▸ Exercise description: Render the records as a numbered list, beginning at the first line of the records and ending with the line that contains "- function-arguments: mean, sd: [666, 421, 772, 447]". Include both of those lines and omit any blank lines.

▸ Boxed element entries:
++++
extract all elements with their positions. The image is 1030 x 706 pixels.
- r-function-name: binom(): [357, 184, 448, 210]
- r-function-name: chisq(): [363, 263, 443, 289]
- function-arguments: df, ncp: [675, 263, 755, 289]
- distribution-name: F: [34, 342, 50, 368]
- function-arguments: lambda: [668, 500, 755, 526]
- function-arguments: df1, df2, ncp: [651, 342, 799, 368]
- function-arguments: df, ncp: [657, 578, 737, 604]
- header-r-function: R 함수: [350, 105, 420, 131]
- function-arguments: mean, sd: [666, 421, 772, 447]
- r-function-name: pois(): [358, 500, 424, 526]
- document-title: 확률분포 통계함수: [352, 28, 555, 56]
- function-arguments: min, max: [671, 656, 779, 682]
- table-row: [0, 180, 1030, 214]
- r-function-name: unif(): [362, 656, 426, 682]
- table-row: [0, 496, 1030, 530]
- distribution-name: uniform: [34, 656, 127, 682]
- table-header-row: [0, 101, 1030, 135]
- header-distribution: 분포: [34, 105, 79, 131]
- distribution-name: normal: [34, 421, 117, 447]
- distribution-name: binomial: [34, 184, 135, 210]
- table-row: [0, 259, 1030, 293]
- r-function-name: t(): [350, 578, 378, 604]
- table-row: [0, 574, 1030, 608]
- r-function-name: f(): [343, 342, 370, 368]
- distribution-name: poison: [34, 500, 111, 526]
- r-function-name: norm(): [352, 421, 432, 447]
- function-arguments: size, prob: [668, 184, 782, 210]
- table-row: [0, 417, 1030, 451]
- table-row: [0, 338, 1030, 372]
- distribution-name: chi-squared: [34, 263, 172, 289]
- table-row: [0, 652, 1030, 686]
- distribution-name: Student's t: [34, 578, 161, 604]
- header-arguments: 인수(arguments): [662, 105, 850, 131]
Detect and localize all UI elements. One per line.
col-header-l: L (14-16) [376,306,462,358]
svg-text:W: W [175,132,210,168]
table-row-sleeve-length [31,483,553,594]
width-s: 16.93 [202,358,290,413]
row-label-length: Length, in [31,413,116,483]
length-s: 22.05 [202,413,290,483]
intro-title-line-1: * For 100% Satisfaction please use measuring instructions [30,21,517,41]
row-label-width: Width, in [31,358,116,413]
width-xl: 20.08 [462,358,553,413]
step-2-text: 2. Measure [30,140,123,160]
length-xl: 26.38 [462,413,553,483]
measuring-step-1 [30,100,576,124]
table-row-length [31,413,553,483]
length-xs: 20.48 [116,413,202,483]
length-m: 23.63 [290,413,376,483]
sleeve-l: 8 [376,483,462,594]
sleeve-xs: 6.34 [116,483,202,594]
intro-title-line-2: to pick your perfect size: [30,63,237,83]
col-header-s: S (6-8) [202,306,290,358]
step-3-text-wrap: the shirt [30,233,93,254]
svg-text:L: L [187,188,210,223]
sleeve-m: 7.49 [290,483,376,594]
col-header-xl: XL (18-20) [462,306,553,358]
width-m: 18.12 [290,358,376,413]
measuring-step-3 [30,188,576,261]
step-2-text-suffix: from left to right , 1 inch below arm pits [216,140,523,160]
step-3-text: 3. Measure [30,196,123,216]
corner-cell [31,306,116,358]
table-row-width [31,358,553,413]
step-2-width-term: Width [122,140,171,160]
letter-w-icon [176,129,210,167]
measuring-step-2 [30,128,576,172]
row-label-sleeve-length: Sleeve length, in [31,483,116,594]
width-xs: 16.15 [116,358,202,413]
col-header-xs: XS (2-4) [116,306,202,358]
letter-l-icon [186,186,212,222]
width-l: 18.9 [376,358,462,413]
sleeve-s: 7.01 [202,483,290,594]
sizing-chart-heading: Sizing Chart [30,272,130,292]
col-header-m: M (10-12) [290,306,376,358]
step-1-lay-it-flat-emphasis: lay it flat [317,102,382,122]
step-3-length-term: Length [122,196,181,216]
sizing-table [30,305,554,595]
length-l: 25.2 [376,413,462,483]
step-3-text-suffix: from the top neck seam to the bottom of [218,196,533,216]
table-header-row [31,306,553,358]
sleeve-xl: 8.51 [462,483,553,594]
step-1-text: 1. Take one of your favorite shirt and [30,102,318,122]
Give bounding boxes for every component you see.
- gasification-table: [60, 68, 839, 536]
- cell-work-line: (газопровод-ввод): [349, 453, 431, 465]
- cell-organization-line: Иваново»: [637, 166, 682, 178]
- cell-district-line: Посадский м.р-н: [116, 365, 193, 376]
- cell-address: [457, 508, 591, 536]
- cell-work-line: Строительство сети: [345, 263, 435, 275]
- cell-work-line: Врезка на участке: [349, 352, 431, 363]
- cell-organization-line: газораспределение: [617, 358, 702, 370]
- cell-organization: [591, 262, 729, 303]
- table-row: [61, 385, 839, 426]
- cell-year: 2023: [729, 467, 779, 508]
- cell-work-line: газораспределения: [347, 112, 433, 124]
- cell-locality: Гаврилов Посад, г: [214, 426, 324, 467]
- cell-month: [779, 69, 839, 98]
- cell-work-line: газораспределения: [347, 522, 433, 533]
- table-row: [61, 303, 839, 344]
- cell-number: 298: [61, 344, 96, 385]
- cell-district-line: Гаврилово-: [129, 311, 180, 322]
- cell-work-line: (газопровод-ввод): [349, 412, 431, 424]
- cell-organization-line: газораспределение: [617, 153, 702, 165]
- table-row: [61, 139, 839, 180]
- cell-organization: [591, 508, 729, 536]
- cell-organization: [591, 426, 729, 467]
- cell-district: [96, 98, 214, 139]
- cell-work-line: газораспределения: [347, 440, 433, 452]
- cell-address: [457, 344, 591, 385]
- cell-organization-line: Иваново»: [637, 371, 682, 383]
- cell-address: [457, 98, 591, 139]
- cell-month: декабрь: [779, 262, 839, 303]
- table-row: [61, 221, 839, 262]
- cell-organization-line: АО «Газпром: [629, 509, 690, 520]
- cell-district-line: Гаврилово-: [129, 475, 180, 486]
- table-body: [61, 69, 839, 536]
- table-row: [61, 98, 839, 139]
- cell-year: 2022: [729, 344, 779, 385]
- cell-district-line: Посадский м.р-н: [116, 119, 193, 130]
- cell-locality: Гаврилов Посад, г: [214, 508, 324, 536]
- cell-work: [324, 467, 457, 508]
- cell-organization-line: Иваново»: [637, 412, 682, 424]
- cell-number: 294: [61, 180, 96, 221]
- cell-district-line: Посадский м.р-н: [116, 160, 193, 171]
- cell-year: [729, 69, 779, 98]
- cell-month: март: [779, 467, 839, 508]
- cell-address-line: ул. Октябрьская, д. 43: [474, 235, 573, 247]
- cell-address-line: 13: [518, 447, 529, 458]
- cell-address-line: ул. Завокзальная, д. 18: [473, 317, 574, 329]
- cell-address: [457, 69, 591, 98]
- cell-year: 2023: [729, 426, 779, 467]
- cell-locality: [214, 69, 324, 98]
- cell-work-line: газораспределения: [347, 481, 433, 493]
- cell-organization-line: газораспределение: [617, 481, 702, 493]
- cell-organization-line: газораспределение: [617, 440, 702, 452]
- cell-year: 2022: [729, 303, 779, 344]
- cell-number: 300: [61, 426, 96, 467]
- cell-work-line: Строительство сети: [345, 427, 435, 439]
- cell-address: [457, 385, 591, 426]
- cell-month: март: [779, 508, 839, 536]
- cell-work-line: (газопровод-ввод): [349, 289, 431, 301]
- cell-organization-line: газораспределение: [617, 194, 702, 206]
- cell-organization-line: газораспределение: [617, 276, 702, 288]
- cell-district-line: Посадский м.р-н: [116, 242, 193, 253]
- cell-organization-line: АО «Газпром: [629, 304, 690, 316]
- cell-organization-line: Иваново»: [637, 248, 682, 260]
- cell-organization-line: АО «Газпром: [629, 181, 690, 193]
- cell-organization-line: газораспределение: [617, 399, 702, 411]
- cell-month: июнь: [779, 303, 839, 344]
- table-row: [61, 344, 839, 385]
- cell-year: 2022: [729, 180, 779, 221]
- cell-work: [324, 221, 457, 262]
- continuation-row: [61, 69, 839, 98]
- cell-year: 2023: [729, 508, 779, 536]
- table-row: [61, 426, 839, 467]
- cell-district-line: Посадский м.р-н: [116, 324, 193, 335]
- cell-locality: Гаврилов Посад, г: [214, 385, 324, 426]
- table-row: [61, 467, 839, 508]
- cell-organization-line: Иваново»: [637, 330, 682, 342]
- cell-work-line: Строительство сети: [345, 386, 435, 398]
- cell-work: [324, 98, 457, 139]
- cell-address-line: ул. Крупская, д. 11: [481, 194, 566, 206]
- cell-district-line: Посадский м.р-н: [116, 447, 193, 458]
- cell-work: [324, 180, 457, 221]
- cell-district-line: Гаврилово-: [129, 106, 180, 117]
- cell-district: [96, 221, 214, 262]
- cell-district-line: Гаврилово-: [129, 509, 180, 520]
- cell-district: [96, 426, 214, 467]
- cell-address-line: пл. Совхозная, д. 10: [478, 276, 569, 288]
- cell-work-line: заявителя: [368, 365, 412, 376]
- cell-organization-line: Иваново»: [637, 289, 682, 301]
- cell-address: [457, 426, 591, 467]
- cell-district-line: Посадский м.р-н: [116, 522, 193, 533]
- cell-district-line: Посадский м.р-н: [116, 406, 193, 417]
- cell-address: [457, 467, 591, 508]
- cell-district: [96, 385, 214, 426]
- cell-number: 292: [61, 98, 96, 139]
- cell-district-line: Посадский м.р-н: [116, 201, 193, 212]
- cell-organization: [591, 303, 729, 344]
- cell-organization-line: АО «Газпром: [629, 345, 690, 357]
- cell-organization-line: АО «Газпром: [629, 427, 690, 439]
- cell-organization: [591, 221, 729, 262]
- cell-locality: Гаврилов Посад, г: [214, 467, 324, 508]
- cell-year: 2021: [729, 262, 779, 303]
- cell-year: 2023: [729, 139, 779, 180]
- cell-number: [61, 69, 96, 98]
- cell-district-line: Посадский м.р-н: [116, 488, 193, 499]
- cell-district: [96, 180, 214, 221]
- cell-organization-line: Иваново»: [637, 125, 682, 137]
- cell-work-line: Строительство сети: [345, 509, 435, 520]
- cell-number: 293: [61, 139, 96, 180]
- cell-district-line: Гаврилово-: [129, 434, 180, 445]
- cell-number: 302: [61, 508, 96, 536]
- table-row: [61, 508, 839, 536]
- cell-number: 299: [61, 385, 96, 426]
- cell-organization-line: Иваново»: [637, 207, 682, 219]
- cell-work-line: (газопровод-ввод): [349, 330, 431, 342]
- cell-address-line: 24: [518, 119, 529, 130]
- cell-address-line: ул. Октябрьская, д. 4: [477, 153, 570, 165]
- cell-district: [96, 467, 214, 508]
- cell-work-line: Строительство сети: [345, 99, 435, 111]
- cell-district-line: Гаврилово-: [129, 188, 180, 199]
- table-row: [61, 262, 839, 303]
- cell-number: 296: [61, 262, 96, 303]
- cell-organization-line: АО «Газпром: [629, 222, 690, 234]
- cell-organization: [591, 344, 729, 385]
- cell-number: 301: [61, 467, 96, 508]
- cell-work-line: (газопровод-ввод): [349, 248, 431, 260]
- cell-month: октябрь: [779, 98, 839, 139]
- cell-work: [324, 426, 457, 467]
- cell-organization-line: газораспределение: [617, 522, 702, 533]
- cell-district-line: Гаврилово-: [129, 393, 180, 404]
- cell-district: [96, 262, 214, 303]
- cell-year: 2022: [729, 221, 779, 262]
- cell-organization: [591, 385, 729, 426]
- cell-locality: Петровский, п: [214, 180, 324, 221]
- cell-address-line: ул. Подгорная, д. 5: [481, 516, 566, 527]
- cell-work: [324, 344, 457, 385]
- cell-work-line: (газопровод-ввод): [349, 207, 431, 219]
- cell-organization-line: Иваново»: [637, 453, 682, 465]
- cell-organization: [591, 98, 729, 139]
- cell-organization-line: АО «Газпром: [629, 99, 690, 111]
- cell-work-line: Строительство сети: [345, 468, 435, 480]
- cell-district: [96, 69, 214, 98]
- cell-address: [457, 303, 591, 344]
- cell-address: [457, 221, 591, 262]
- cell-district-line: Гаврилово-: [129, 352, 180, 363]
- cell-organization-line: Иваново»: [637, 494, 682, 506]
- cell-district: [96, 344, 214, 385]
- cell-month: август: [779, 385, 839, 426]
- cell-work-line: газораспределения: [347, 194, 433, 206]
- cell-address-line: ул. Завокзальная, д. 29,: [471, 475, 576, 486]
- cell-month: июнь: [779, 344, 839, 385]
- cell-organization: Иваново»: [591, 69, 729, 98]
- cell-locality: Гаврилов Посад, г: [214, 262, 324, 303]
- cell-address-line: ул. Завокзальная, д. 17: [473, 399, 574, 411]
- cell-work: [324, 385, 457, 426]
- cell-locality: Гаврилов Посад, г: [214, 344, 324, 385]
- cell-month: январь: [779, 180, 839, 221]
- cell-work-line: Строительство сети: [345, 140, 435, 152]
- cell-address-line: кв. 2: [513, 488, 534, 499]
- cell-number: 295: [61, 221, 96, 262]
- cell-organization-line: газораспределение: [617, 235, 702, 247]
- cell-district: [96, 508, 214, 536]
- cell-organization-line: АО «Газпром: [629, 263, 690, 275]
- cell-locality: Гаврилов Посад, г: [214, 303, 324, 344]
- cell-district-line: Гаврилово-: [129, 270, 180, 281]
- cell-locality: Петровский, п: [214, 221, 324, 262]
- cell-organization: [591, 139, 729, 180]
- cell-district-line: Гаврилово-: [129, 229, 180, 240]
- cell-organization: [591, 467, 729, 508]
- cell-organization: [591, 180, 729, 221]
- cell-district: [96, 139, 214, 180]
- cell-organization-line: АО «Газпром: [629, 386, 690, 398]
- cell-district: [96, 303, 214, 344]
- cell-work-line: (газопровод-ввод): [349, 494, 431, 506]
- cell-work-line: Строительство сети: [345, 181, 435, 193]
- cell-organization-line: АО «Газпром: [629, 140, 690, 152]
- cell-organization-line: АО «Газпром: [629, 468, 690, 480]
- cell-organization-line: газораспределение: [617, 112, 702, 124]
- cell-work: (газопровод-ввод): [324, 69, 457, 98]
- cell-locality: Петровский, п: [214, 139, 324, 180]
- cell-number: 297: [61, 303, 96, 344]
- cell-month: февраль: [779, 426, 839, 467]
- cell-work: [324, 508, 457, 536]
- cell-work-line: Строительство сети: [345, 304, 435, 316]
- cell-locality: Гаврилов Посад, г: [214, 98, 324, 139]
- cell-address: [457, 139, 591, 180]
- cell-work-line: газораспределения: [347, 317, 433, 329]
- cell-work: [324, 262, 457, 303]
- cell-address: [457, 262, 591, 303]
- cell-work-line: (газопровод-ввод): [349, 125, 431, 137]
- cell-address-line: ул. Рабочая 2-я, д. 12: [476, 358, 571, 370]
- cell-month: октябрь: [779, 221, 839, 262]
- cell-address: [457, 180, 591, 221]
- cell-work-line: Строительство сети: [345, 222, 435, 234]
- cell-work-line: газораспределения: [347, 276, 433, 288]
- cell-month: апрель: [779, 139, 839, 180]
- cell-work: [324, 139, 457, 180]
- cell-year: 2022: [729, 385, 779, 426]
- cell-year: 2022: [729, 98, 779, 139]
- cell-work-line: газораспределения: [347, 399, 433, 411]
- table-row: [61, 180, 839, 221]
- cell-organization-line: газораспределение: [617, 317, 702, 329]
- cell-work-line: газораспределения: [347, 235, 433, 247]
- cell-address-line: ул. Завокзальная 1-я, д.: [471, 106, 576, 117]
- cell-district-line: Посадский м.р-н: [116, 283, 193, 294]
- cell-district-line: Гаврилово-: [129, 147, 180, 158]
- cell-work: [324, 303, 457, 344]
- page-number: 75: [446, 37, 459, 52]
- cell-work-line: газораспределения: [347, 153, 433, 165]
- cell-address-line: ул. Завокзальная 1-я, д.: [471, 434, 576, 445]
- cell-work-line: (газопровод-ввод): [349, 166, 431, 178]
++++
▸ Complete answer:
1. extract all elements with their positions. The image is 1030 x 706 pixels.
2. - r-function-name: binom(): [357, 184, 448, 210]
3. - r-function-name: chisq(): [363, 263, 443, 289]
4. - function-arguments: df, ncp: [675, 263, 755, 289]
5. - distribution-name: F: [34, 342, 50, 368]
6. - function-arguments: lambda: [668, 500, 755, 526]
7. - function-arguments: df1, df2, ncp: [651, 342, 799, 368]
8. - function-arguments: df, ncp: [657, 578, 737, 604]
9. - header-r-function: R 함수: [350, 105, 420, 131]
10. - function-arguments: mean, sd: [666, 421, 772, 447]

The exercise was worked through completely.